%%

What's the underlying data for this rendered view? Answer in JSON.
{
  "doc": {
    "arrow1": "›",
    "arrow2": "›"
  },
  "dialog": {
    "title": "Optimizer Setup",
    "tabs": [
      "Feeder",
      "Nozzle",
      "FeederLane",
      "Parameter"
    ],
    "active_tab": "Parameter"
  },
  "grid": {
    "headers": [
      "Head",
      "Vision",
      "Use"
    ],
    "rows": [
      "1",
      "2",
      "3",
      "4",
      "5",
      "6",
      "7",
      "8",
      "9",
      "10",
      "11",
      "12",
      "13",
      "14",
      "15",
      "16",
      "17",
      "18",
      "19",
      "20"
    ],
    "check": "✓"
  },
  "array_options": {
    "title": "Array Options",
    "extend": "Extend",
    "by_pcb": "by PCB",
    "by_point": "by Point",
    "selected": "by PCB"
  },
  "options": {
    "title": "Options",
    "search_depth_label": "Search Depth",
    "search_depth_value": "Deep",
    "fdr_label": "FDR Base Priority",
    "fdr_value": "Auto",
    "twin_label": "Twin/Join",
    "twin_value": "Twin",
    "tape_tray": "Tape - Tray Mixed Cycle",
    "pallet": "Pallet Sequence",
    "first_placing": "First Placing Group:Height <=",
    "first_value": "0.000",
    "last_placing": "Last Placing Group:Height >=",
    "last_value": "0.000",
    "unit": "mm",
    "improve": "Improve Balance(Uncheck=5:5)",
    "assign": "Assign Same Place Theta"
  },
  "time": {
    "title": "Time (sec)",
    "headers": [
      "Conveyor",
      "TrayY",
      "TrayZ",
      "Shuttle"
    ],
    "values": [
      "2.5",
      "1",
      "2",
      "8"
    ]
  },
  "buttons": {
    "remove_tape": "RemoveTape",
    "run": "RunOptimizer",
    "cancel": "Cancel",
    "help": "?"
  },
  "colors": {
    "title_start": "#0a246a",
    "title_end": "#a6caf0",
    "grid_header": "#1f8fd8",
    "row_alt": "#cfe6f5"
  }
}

%%

→ **Required task**:
Search the listing for the word "Twin". Copy every line in which it occurs.

→ **The output**:
    "twin_label": "Twin/Join",
    "twin_value": "Twin",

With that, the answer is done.